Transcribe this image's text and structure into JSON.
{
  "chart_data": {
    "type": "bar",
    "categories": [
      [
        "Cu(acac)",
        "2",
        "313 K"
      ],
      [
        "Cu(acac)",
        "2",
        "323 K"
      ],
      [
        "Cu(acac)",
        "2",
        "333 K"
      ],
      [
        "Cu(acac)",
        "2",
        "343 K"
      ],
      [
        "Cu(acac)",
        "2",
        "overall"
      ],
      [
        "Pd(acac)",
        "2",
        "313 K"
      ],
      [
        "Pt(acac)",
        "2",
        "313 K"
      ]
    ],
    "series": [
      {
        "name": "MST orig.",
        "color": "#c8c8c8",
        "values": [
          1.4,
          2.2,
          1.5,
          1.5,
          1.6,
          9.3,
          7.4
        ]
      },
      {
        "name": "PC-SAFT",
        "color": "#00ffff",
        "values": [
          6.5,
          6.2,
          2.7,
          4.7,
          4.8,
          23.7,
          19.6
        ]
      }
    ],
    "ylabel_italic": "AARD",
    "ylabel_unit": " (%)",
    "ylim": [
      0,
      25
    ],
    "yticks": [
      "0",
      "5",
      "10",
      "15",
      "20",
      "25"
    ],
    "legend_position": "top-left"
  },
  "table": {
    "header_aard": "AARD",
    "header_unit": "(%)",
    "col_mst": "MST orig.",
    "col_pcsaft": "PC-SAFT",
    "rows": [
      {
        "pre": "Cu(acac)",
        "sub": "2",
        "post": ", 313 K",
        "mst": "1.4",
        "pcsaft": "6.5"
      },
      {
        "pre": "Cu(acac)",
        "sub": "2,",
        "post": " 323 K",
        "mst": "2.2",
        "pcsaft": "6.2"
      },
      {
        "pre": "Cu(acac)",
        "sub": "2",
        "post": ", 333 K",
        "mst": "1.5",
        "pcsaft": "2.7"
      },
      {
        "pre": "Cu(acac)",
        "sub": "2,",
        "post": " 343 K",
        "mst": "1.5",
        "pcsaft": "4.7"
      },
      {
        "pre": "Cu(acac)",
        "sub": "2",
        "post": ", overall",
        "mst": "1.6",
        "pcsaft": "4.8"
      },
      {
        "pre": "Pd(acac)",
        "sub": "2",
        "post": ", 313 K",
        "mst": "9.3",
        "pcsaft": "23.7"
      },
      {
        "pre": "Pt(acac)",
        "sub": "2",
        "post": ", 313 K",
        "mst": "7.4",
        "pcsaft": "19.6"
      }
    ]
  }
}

PROBLEM REQUIREMENTS →
Write out each line of the data above again, exactly as given.

EXPECTED ANSWER →
Transcribe this image's text and structure into JSON.
{
  "chart_data": {
    "type": "bar",
    "categories": [
      [
        "Cu(acac)",
        "2",
        "313 K"
      ],
      [
        "Cu(acac)",
        "2",
        "323 K"
      ],
      [
        "Cu(acac)",
        "2",
        "333 K"
      ],
      [
        "Cu(acac)",
        "2",
        "343 K"
      ],
      [
        "Cu(acac)",
        "2",
        "overall"
      ],
      [
        "Pd(acac)",
        "2",
        "313 K"
      ],
      [
        "Pt(acac)",
        "2",
        "313 K"
      ]
    ],
    "series": [
      {
        "name": "MST orig.",
        "color": "#c8c8c8",
        "values": [
          1.4,
          2.2,
          1.5,
          1.5,
          1.6,
          9.3,
          7.4
        ]
      },
      {
        "name": "PC-SAFT",
        "color": "#00ffff",
        "values": [
          6.5,
          6.2,
          2.7,
          4.7,
          4.8,
          23.7,
          19.6
        ]
      }
    ],
    "ylabel_italic": "AARD",
    "ylabel_unit": " (%)",
    "ylim": [
      0,
      25
    ],
    "yticks": [
      "0",
      "5",
      "10",
      "15",
      "20",
      "25"
    ],
    "legend_position": "top-left"
  },
  "table": {
    "header_aard": "AARD",
    "header_unit": "(%)",
    "col_mst": "MST orig.",
    "col_pcsaft": "PC-SAFT",
    "rows": [
      {
        "pre": "Cu(acac)",
        "sub": "2",
        "post": ", 313 K",
        "mst": "1.4",
        "pcsaft": "6.5"
      },
      {
        "pre": "Cu(acac)",
        "sub": "2,",
        "post": " 323 K",
        "mst": "2.2",
        "pcsaft": "6.2"
      },
      {
        "pre": "Cu(acac)",
        "sub": "2",
        "post": ", 333 K",
        "mst": "1.5",
        "pcsaft": "2.7"
      },
      {
        "pre": "Cu(acac)",
        "sub": "2,",
        "post": " 343 K",
        "mst": "1.5",
        "pcsaft": "4.7"
      },
      {
        "pre": "Cu(acac)",
        "sub": "2",
        "post": ", overall",
        "mst": "1.6",
        "pcsaft": "4.8"
      },
      {
        "pre": "Pd(acac)",
        "sub": "2",
        "post": ", 313 K",
        "mst": "9.3",
        "pcsaft": "23.7"
      },
      {
        "pre": "Pt(acac)",
        "sub": "2",
        "post": ", 313 K",
        "mst": "7.4",
        "pcsaft": "19.6"
      }
    ]
  }
}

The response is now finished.